**Given request:**
Leave out the pictures and copy each record below exactly.

Stored records
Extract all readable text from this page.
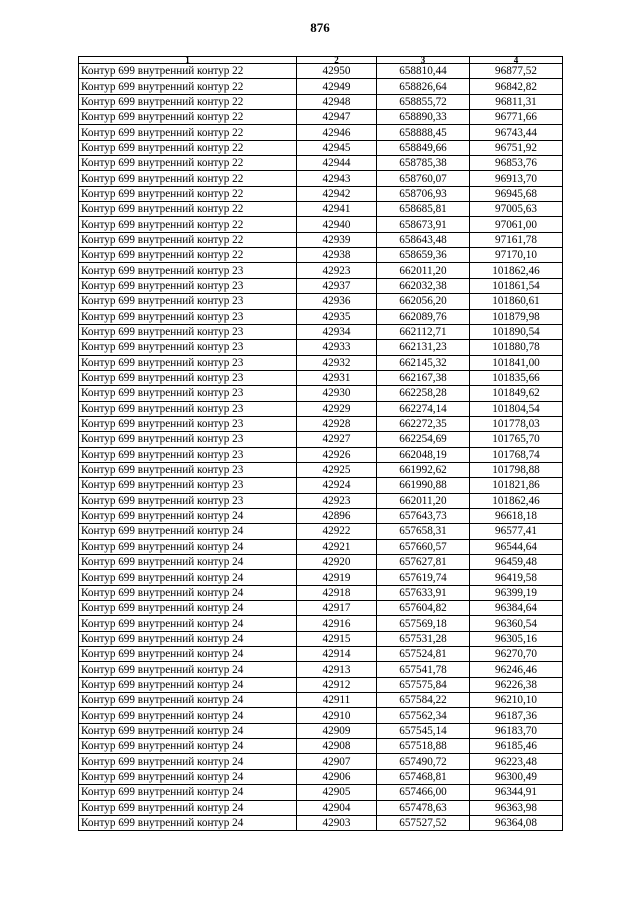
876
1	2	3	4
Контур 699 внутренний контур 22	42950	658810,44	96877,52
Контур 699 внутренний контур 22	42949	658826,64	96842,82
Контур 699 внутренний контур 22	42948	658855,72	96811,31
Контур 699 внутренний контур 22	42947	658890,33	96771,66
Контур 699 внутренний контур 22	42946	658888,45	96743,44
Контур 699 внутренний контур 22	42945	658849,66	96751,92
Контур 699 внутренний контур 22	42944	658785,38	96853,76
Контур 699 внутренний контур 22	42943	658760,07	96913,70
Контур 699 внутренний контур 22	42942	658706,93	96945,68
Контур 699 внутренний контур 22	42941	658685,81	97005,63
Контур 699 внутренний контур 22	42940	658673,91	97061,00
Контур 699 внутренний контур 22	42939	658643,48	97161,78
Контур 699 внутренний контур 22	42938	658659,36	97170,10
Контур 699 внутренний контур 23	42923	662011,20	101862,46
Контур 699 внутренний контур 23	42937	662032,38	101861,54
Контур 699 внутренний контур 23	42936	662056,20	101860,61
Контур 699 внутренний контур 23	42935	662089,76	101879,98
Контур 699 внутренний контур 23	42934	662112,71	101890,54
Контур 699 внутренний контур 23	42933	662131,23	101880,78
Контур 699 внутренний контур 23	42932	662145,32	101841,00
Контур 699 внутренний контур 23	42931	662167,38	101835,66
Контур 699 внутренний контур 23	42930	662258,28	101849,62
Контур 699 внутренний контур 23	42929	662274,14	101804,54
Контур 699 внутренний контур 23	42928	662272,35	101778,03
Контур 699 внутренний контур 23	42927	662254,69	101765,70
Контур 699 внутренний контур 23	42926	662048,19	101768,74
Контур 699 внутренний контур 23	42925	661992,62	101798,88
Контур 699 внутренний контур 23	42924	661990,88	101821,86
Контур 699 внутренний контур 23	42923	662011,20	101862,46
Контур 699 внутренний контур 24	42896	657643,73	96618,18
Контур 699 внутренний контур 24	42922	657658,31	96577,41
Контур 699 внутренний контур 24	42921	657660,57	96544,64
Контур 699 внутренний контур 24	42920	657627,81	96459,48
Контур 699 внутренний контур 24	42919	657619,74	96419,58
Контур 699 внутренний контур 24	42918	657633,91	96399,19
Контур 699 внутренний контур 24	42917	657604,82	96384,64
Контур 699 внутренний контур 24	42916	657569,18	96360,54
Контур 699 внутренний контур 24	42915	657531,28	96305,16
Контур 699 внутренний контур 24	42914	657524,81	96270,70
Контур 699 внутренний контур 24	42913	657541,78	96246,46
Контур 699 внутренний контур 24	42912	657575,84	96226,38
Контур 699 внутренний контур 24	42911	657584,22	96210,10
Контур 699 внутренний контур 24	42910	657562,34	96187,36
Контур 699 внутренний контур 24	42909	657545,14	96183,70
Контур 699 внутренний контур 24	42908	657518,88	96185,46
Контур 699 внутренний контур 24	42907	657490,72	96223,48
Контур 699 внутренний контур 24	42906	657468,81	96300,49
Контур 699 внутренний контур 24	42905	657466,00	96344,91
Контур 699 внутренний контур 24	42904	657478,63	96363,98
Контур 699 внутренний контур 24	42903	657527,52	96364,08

**Full output:**
Extract all readable text from this page.
876
1	2	3	4
Контур 699 внутренний контур 22	42950	658810,44	96877,52
Контур 699 внутренний контур 22	42949	658826,64	96842,82
Контур 699 внутренний контур 22	42948	658855,72	96811,31
Контур 699 внутренний контур 22	42947	658890,33	96771,66
Контур 699 внутренний контур 22	42946	658888,45	96743,44
Контур 699 внутренний контур 22	42945	658849,66	96751,92
Контур 699 внутренний контур 22	42944	658785,38	96853,76
Контур 699 внутренний контур 22	42943	658760,07	96913,70
Контур 699 внутренний контур 22	42942	658706,93	96945,68
Контур 699 внутренний контур 22	42941	658685,81	97005,63
Контур 699 внутренний контур 22	42940	658673,91	97061,00
Контур 699 внутренний контур 22	42939	658643,48	97161,78
Контур 699 внутренний контур 22	42938	658659,36	97170,10
Контур 699 внутренний контур 23	42923	662011,20	101862,46
Контур 699 внутренний контур 23	42937	662032,38	101861,54
Контур 699 внутренний контур 23	42936	662056,20	101860,61
Контур 699 внутренний контур 23	42935	662089,76	101879,98
Контур 699 внутренний контур 23	42934	662112,71	101890,54
Контур 699 внутренний контур 23	42933	662131,23	101880,78
Контур 699 внутренний контур 23	42932	662145,32	101841,00
Контур 699 внутренний контур 23	42931	662167,38	101835,66
Контур 699 внутренний контур 23	42930	662258,28	101849,62
Контур 699 внутренний контур 23	42929	662274,14	101804,54
Контур 699 внутренний контур 23	42928	662272,35	101778,03
Контур 699 внутренний контур 23	42927	662254,69	101765,70
Контур 699 внутренний контур 23	42926	662048,19	101768,74
Контур 699 внутренний контур 23	42925	661992,62	101798,88
Контур 699 внутренний контур 23	42924	661990,88	101821,86
Контур 699 внутренний контур 23	42923	662011,20	101862,46
Контур 699 внутренний контур 24	42896	657643,73	96618,18
Контур 699 внутренний контур 24	42922	657658,31	96577,41
Контур 699 внутренний контур 24	42921	657660,57	96544,64
Контур 699 внутренний контур 24	42920	657627,81	96459,48
Контур 699 внутренний контур 24	42919	657619,74	96419,58
Контур 699 внутренний контур 24	42918	657633,91	96399,19
Контур 699 внутренний контур 24	42917	657604,82	96384,64
Контур 699 внутренний контур 24	42916	657569,18	96360,54
Контур 699 внутренний контур 24	42915	657531,28	96305,16
Контур 699 внутренний контур 24	42914	657524,81	96270,70
Контур 699 внутренний контур 24	42913	657541,78	96246,46
Контур 699 внутренний контур 24	42912	657575,84	96226,38
Контур 699 внутренний контур 24	42911	657584,22	96210,10
Контур 699 внутренний контур 24	42910	657562,34	96187,36
Контур 699 внутренний контур 24	42909	657545,14	96183,70
Контур 699 внутренний контур 24	42908	657518,88	96185,46
Контур 699 внутренний контур 24	42907	657490,72	96223,48
Контур 699 внутренний контур 24	42906	657468,81	96300,49
Контур 699 внутренний контур 24	42905	657466,00	96344,91
Контур 699 внутренний контур 24	42904	657478,63	96363,98
Контур 699 внутренний контур 24	42903	657527,52	96364,08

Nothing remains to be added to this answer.